→ **Description of the task**: What follows is a listing to be transcribed exactly.
## START Record extracts
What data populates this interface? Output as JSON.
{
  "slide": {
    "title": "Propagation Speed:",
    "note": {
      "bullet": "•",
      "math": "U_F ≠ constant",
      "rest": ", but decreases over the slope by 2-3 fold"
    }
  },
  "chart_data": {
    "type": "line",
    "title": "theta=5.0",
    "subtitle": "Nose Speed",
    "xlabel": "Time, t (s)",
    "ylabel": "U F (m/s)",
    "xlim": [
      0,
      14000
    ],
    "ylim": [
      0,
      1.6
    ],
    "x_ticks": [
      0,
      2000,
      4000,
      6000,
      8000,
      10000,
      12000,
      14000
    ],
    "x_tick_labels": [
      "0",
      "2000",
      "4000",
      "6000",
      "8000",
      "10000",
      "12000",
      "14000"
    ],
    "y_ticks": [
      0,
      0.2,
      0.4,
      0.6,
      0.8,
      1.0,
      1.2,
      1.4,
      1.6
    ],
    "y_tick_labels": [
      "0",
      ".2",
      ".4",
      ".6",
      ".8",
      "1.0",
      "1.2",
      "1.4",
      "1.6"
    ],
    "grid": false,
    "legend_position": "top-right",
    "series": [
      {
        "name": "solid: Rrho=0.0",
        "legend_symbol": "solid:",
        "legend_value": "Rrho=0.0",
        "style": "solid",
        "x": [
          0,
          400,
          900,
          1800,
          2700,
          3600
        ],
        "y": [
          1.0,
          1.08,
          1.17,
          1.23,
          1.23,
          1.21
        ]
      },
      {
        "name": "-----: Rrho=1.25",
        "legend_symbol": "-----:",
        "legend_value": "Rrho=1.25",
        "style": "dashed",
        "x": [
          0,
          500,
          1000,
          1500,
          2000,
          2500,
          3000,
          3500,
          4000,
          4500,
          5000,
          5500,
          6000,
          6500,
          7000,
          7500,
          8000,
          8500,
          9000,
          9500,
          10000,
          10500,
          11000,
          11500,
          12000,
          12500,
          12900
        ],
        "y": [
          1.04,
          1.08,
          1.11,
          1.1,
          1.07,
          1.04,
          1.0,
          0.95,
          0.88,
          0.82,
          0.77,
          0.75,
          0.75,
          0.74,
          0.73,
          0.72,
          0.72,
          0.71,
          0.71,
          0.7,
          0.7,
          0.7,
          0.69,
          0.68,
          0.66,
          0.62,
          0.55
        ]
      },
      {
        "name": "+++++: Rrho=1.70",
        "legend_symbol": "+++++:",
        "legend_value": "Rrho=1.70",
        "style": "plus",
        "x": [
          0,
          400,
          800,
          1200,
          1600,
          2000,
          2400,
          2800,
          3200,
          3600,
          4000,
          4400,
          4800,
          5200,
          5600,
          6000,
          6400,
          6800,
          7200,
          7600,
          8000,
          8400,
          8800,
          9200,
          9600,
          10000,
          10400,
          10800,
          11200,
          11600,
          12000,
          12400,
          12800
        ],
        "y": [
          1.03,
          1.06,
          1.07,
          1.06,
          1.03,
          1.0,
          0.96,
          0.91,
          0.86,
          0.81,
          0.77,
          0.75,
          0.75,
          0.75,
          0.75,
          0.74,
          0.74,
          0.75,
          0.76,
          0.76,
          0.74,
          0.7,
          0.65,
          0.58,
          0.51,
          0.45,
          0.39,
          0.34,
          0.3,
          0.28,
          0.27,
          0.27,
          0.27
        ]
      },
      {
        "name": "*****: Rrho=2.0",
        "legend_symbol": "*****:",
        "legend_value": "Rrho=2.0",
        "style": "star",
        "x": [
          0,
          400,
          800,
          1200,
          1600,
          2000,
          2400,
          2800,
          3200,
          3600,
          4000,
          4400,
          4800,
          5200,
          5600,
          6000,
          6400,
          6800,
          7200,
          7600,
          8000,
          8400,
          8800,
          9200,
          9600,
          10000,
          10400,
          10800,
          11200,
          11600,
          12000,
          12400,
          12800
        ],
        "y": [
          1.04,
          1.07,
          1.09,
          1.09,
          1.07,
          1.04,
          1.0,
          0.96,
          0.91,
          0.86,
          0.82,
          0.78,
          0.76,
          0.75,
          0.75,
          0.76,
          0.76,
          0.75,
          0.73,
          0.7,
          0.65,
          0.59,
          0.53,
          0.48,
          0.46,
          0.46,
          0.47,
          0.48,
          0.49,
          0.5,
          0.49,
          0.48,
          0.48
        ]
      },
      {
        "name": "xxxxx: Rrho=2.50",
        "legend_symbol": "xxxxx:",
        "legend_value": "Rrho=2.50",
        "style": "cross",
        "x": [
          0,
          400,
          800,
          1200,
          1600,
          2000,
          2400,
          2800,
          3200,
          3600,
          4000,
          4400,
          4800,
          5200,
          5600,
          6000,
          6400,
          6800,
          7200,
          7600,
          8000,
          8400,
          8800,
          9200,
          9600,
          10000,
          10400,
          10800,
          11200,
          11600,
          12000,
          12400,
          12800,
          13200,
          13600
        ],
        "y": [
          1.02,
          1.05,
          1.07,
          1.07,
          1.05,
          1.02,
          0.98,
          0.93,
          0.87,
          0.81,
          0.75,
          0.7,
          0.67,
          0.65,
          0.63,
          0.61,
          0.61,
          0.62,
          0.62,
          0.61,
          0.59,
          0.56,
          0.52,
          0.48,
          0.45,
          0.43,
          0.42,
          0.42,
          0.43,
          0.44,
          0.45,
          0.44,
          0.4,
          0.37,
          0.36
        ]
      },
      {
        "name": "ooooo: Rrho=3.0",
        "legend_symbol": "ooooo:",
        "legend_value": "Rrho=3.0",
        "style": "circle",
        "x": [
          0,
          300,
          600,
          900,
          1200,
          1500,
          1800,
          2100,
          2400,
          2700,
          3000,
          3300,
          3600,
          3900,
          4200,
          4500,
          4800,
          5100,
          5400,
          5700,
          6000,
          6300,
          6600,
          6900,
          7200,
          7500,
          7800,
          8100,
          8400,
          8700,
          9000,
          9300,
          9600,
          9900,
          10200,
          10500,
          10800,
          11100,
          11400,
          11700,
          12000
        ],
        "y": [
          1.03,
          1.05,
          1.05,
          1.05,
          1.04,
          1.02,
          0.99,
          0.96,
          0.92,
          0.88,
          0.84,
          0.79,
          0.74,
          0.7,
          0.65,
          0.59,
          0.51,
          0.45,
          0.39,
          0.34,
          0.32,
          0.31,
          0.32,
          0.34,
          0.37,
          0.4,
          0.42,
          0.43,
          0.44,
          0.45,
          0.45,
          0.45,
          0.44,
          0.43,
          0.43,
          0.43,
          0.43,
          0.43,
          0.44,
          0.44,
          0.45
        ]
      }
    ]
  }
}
## END Record extracts
→ **The result**:
What data populates this interface? Output as JSON.
{
  "slide": {
    "title": "Propagation Speed:",
    "note": {
      "bullet": "•",
      "math": "U_F ≠ constant",
      "rest": ", but decreases over the slope by 2-3 fold"
    }
  },
  "chart_data": {
    "type": "line",
    "title": "theta=5.0",
    "subtitle": "Nose Speed",
    "xlabel": "Time, t (s)",
    "ylabel": "U F (m/s)",
    "xlim": [
      0,
      14000
    ],
    "ylim": [
      0,
      1.6
    ],
    "x_ticks": [
      0,
      2000,
      4000,
      6000,
      8000,
      10000,
      12000,
      14000
    ],
    "x_tick_labels": [
      "0",
      "2000",
      "4000",
      "6000",
      "8000",
      "10000",
      "12000",
      "14000"
    ],
    "y_ticks": [
      0,
      0.2,
      0.4,
      0.6,
      0.8,
      1.0,
      1.2,
      1.4,
      1.6
    ],
    "y_tick_labels": [
      "0",
      ".2",
      ".4",
      ".6",
      ".8",
      "1.0",
      "1.2",
      "1.4",
      "1.6"
    ],
    "grid": false,
    "legend_position": "top-right",
    "series": [
      {
        "name": "solid: Rrho=0.0",
        "legend_symbol": "solid:",
        "legend_value": "Rrho=0.0",
        "style": "solid",
        "x": [
          0,
          400,
          900,
          1800,
          2700,
          3600
        ],
        "y": [
          1.0,
          1.08,
          1.17,
          1.23,
          1.23,
          1.21
        ]
      },
      {
        "name": "-----: Rrho=1.25",
        "legend_symbol": "-----:",
        "legend_value": "Rrho=1.25",
        "style": "dashed",
        "x": [
          0,
          500,
          1000,
          1500,
          2000,
          2500,
          3000,
          3500,
          4000,
          4500,
          5000,
          5500,
          6000,
          6500,
          7000,
          7500,
          8000,
          8500,
          9000,
          9500,
          10000,
          10500,
          11000,
          11500,
          12000,
          12500,
          12900
        ],
        "y": [
          1.04,
          1.08,
          1.11,
          1.1,
          1.07,
          1.04,
          1.0,
          0.95,
          0.88,
          0.82,
          0.77,
          0.75,
          0.75,
          0.74,
          0.73,
          0.72,
          0.72,
          0.71,
          0.71,
          0.7,
          0.7,
          0.7,
          0.69,
          0.68,
          0.66,
          0.62,
          0.55
        ]
      },
      {
        "name": "+++++: Rrho=1.70",
        "legend_symbol": "+++++:",
        "legend_value": "Rrho=1.70",
        "style": "plus",
        "x": [
          0,
          400,
          800,
          1200,
          1600,
          2000,
          2400,
          2800,
          3200,
          3600,
          4000,
          4400,
          4800,
          5200,
          5600,
          6000,
          6400,
          6800,
          7200,
          7600,
          8000,
          8400,
          8800,
          9200,
          9600,
          10000,
          10400,
          10800,
          11200,
          11600,
          12000,
          12400,
          12800
        ],
        "y": [
          1.03,
          1.06,
          1.07,
          1.06,
          1.03,
          1.0,
          0.96,
          0.91,
          0.86,
          0.81,
          0.77,
          0.75,
          0.75,
          0.75,
          0.75,
          0.74,
          0.74,
          0.75,
          0.76,
          0.76,
          0.74,
          0.7,
          0.65,
          0.58,
          0.51,
          0.45,
          0.39,
          0.34,
          0.3,
          0.28,
          0.27,
          0.27,
          0.27
        ]
      },
      {
        "name": "*****: Rrho=2.0",
        "legend_symbol": "*****:",
        "legend_value": "Rrho=2.0",
        "style": "star",
        "x": [
          0,
          400,
          800,
          1200,
          1600,
          2000,
          2400,
          2800,
          3200,
          3600,
          4000,
          4400,
          4800,
          5200,
          5600,
          6000,
          6400,
          6800,
          7200,
          7600,
          8000,
          8400,
          8800,
          9200,
          9600,
          10000,
          10400,
          10800,
          11200,
          11600,
          12000,
          12400,
          12800
        ],
        "y": [
          1.04,
          1.07,
          1.09,
          1.09,
          1.07,
          1.04,
          1.0,
          0.96,
          0.91,
          0.86,
          0.82,
          0.78,
          0.76,
          0.75,
          0.75,
          0.76,
          0.76,
          0.75,
          0.73,
          0.7,
          0.65,
          0.59,
          0.53,
          0.48,
          0.46,
          0.46,
          0.47,
          0.48,
          0.49,
          0.5,
          0.49,
          0.48,
          0.48
        ]
      },
      {
        "name": "xxxxx: Rrho=2.50",
        "legend_symbol": "xxxxx:",
        "legend_value": "Rrho=2.50",
        "style": "cross",
        "x": [
          0,
          400,
          800,
          1200,
          1600,
          2000,
          2400,
          2800,
          3200,
          3600,
          4000,
          4400,
          4800,
          5200,
          5600,
          6000,
          6400,
          6800,
          7200,
          7600,
          8000,
          8400,
          8800,
          9200,
          9600,
          10000,
          10400,
          10800,
          11200,
          11600,
          12000,
          12400,
          12800,
          13200,
          13600
        ],
        "y": [
          1.02,
          1.05,
          1.07,
          1.07,
          1.05,
          1.02,
          0.98,
          0.93,
          0.87,
          0.81,
          0.75,
          0.7,
          0.67,
          0.65,
          0.63,
          0.61,
          0.61,
          0.62,
          0.62,
          0.61,
          0.59,
          0.56,
          0.52,
          0.48,
          0.45,
          0.43,
          0.42,
          0.42,
          0.43,
          0.44,
          0.45,
          0.44,
          0.4,
          0.37,
          0.36
        ]
      },
      {
        "name": "ooooo: Rrho=3.0",
        "legend_symbol": "ooooo:",
        "legend_value": "Rrho=3.0",
        "style": "circle",
        "x": [
          0,
          300,
          600,
          900,
          1200,
          1500,
          1800,
          2100,
          2400,
          2700,
          3000,
          3300,
          3600,
          3900,
          4200,
          4500,
          4800,
          5100,
          5400,
          5700,
          6000,
          6300,
          6600,
          6900,
          7200,
          7500,
          7800,
          8100,
          8400,
          8700,
          9000,
          9300,
          9600,
          9900,
          10200,
          10500,
          10800,
          11100,
          11400,
          11700,
          12000
        ],
        "y": [
          1.03,
          1.05,
          1.05,
          1.05,
          1.04,
          1.02,
          0.99,
          0.96,
          0.92,
          0.88,
          0.84,
          0.79,
          0.74,
          0.7,
          0.65,
          0.59,
          0.51,
          0.45,
          0.39,
          0.34,
          0.32,
          0.31,
          0.32,
          0.34,
          0.37,
          0.4,
          0.42,
          0.43,
          0.44,
          0.45,
          0.45,
          0.45,
          0.44,
          0.43,
          0.43,
          0.43,
          0.43,
          0.43,
          0.44,
          0.44,
          0.45
        ]
      }
    ]
  }
}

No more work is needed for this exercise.